Without skipping anything, write out each record below exactly.

◆ RECORDS PROVIDED
★ ★ ★

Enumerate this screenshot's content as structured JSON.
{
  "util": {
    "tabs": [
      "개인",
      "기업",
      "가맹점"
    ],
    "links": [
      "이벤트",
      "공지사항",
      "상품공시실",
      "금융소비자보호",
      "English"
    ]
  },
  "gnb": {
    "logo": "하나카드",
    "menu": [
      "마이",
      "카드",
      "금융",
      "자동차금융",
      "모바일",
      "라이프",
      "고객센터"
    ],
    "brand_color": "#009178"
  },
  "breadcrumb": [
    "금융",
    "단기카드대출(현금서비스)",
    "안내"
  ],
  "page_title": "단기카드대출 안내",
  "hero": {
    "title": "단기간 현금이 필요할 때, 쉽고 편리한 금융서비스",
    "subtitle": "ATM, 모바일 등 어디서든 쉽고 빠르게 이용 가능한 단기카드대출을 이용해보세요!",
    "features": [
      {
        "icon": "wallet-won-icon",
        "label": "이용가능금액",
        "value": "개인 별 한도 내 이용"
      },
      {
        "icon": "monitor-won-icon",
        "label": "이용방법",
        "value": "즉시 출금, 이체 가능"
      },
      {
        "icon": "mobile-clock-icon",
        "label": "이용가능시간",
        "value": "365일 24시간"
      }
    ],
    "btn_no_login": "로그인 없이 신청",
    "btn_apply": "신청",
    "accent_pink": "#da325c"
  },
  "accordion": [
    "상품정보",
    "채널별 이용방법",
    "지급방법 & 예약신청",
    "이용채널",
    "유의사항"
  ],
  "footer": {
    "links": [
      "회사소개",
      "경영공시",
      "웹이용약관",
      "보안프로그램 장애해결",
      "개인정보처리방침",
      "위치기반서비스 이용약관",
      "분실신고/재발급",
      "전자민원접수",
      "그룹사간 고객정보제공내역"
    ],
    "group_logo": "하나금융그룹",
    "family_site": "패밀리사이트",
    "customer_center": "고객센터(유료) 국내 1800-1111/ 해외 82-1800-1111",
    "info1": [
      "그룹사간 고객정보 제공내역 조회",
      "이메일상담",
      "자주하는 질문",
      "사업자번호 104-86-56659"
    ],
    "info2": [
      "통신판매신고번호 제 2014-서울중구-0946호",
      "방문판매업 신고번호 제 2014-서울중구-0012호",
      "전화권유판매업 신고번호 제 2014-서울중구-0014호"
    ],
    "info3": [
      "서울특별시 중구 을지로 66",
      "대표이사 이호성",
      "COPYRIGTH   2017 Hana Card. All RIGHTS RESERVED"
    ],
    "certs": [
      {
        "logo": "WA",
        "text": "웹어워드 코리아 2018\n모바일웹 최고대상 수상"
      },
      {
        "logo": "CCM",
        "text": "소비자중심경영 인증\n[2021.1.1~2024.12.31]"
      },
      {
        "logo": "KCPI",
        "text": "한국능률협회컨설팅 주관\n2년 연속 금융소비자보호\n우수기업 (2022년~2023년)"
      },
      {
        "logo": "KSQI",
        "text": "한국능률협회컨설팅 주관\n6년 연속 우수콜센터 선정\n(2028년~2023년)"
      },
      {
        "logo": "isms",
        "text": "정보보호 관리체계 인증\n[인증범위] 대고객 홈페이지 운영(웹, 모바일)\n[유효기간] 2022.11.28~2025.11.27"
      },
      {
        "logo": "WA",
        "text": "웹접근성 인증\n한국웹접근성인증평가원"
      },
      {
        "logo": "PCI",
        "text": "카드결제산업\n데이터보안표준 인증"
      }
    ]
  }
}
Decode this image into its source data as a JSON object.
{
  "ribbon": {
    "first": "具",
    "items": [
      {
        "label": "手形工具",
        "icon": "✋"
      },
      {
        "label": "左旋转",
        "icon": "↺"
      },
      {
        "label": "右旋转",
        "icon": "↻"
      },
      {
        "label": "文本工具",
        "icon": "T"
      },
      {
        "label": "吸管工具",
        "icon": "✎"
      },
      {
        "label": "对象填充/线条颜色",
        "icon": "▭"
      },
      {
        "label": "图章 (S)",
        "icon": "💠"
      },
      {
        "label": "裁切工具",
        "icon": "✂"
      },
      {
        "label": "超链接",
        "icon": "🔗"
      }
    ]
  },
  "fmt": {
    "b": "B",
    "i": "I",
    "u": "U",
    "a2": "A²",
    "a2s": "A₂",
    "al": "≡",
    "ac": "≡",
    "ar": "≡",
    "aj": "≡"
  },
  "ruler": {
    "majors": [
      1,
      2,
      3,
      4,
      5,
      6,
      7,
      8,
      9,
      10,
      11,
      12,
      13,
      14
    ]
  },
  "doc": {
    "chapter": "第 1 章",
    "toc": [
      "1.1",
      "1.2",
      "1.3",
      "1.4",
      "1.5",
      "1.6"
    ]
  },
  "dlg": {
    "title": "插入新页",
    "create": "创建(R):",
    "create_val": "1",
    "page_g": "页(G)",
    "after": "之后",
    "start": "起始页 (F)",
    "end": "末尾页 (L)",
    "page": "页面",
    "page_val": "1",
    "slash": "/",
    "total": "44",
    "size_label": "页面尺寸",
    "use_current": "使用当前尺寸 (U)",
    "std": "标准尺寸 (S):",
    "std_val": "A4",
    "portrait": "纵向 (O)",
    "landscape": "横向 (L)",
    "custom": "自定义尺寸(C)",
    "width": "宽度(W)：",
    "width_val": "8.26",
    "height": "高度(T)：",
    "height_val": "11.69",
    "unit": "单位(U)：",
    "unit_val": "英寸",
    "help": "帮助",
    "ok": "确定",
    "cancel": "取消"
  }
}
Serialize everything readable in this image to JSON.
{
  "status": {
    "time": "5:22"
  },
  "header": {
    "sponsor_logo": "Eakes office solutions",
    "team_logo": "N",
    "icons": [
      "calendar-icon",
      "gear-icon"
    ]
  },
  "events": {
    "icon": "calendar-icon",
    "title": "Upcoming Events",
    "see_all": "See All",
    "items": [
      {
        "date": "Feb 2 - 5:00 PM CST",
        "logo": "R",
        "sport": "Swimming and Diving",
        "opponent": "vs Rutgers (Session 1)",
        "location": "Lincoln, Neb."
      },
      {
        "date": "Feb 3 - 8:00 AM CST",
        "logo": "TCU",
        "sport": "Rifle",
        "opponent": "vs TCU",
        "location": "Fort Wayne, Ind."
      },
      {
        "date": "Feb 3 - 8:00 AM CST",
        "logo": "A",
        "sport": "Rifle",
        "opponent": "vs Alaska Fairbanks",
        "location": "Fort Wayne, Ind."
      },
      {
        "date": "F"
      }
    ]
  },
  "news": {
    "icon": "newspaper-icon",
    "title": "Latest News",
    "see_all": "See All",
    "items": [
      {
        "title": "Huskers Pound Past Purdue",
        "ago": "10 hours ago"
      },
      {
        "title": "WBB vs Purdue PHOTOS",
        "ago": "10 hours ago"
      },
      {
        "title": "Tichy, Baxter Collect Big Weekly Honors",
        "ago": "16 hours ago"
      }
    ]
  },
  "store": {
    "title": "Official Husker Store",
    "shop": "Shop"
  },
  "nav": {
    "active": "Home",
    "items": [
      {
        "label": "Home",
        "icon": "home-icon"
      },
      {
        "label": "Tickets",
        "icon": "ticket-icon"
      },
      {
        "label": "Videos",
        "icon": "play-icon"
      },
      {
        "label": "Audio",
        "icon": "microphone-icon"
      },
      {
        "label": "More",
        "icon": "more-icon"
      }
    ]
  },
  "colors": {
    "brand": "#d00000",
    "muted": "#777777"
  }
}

★ ★ ★

◆ REPLY
Enumerate this screenshot's content as structured JSON.
{
  "util": {
    "tabs": [
      "개인",
      "기업",
      "가맹점"
    ],
    "links": [
      "이벤트",
      "공지사항",
      "상품공시실",
      "금융소비자보호",
      "English"
    ]
  },
  "gnb": {
    "logo": "하나카드",
    "menu": [
      "마이",
      "카드",
      "금융",
      "자동차금융",
      "모바일",
      "라이프",
      "고객센터"
    ],
    "brand_color": "#009178"
  },
  "breadcrumb": [
    "금융",
    "단기카드대출(현금서비스)",
    "안내"
  ],
  "page_title": "단기카드대출 안내",
  "hero": {
    "title": "단기간 현금이 필요할 때, 쉽고 편리한 금융서비스",
    "subtitle": "ATM, 모바일 등 어디서든 쉽고 빠르게 이용 가능한 단기카드대출을 이용해보세요!",
    "features": [
      {
        "icon": "wallet-won-icon",
        "label": "이용가능금액",
        "value": "개인 별 한도 내 이용"
      },
      {
        "icon": "monitor-won-icon",
        "label": "이용방법",
        "value": "즉시 출금, 이체 가능"
      },
      {
        "icon": "mobile-clock-icon",
        "label": "이용가능시간",
        "value": "365일 24시간"
      }
    ],
    "btn_no_login": "로그인 없이 신청",
    "btn_apply": "신청",
    "accent_pink": "#da325c"
  },
  "accordion": [
    "상품정보",
    "채널별 이용방법",
    "지급방법 & 예약신청",
    "이용채널",
    "유의사항"
  ],
  "footer": {
    "links": [
      "회사소개",
      "경영공시",
      "웹이용약관",
      "보안프로그램 장애해결",
      "개인정보처리방침",
      "위치기반서비스 이용약관",
      "분실신고/재발급",
      "전자민원접수",
      "그룹사간 고객정보제공내역"
    ],
    "group_logo": "하나금융그룹",
    "family_site": "패밀리사이트",
    "customer_center": "고객센터(유료) 국내 1800-1111/ 해외 82-1800-1111",
    "info1": [
      "그룹사간 고객정보 제공내역 조회",
      "이메일상담",
      "자주하는 질문",
      "사업자번호 104-86-56659"
    ],
    "info2": [
      "통신판매신고번호 제 2014-서울중구-0946호",
      "방문판매업 신고번호 제 2014-서울중구-0012호",
      "전화권유판매업 신고번호 제 2014-서울중구-0014호"
    ],
    "info3": [
      "서울특별시 중구 을지로 66",
      "대표이사 이호성",
      "COPYRIGTH   2017 Hana Card. All RIGHTS RESERVED"
    ],
    "certs": [
      {
        "logo": "WA",
        "text": "웹어워드 코리아 2018\n모바일웹 최고대상 수상"
      },
      {
        "logo": "CCM",
        "text": "소비자중심경영 인증\n[2021.1.1~2024.12.31]"
      },
      {
        "logo": "KCPI",
        "text": "한국능률협회컨설팅 주관\n2년 연속 금융소비자보호\n우수기업 (2022년~2023년)"
      },
      {
        "logo": "KSQI",
        "text": "한국능률협회컨설팅 주관\n6년 연속 우수콜센터 선정\n(2028년~2023년)"
      },
      {
        "logo": "isms",
        "text": "정보보호 관리체계 인증\n[인증범위] 대고객 홈페이지 운영(웹, 모바일)\n[유효기간] 2022.11.28~2025.11.27"
      },
      {
        "logo": "WA",
        "text": "웹접근성 인증\n한국웹접근성인증평가원"
      },
      {
        "logo": "PCI",
        "text": "카드결제산업\n데이터보안표준 인증"
      }
    ]
  }
}
Decode this image into its source data as a JSON object.
{
  "ribbon": {
    "first": "具",
    "items": [
      {
        "label": "手形工具",
        "icon": "✋"
      },
      {
        "label": "左旋转",
        "icon": "↺"
      },
      {
        "label": "右旋转",
        "icon": "↻"
      },
      {
        "label": "文本工具",
        "icon": "T"
      },
      {
        "label": "吸管工具",
        "icon": "✎"
      },
      {
        "label": "对象填充/线条颜色",
        "icon": "▭"
      },
      {
        "label": "图章 (S)",
        "icon": "💠"
      },
      {
        "label": "裁切工具",
        "icon": "✂"
      },
      {
        "label": "超链接",
        "icon": "🔗"
      }
    ]
  },
  "fmt": {
    "b": "B",
    "i": "I",
    "u": "U",
    "a2": "A²",
    "a2s": "A₂",
    "al": "≡",
    "ac": "≡",
    "ar": "≡",
    "aj": "≡"
  },
  "ruler": {
    "majors": [
      1,
      2,
      3,
      4,
      5,
      6,
      7,
      8,
      9,
      10,
      11,
      12,
      13,
      14
    ]
  },
  "doc": {
    "chapter": "第 1 章",
    "toc": [
      "1.1",
      "1.2",
      "1.3",
      "1.4",
      "1.5",
      "1.6"
    ]
  },
  "dlg": {
    "title": "插入新页",
    "create": "创建(R):",
    "create_val": "1",
    "page_g": "页(G)",
    "after": "之后",
    "start": "起始页 (F)",
    "end": "末尾页 (L)",
    "page": "页面",
    "page_val": "1",
    "slash": "/",
    "total": "44",
    "size_label": "页面尺寸",
    "use_current": "使用当前尺寸 (U)",
    "std": "标准尺寸 (S):",
    "std_val": "A4",
    "portrait": "纵向 (O)",
    "landscape": "横向 (L)",
    "custom": "自定义尺寸(C)",
    "width": "宽度(W)：",
    "width_val": "8.26",
    "height": "高度(T)：",
    "height_val": "11.69",
    "unit": "单位(U)：",
    "unit_val": "英寸",
    "help": "帮助",
    "ok": "确定",
    "cancel": "取消"
  }
}
Serialize everything readable in this image to JSON.
{
  "status": {
    "time": "5:22"
  },
  "header": {
    "sponsor_logo": "Eakes office solutions",
    "team_logo": "N",
    "icons": [
      "calendar-icon",
      "gear-icon"
    ]
  },
  "events": {
    "icon": "calendar-icon",
    "title": "Upcoming Events",
    "see_all": "See All",
    "items": [
      {
        "date": "Feb 2 - 5:00 PM CST",
        "logo": "R",
        "sport": "Swimming and Diving",
        "opponent": "vs Rutgers (Session 1)",
        "location": "Lincoln, Neb."
      },
      {
        "date": "Feb 3 - 8:00 AM CST",
        "logo": "TCU",
        "sport": "Rifle",
        "opponent": "vs TCU",
        "location": "Fort Wayne, Ind."
      },
      {
        "date": "Feb 3 - 8:00 AM CST",
        "logo": "A",
        "sport": "Rifle",
        "opponent": "vs Alaska Fairbanks",
        "location": "Fort Wayne, Ind."
      },
      {
        "date": "F"
      }
    ]
  },
  "news": {
    "icon": "newspaper-icon",
    "title": "Latest News",
    "see_all": "See All",
    "items": [
      {
        "title": "Huskers Pound Past Purdue",
        "ago": "10 hours ago"
      },
      {
        "title": "WBB vs Purdue PHOTOS",
        "ago": "10 hours ago"
      },
      {
        "title": "Tichy, Baxter Collect Big Weekly Honors",
        "ago": "16 hours ago"
      }
    ]
  },
  "store": {
    "title": "Official Husker Store",
    "shop": "Shop"
  },
  "nav": {
    "active": "Home",
    "items": [
      {
        "label": "Home",
        "icon": "home-icon"
      },
      {
        "label": "Tickets",
        "icon": "ticket-icon"
      },
      {
        "label": "Videos",
        "icon": "play-icon"
      },
      {
        "label": "Audio",
        "icon": "microphone-icon"
      },
      {
        "label": "More",
        "icon": "more-icon"
      }
    ]
  },
  "colors": {
    "brand": "#d00000",
    "muted": "#777777"
  }
}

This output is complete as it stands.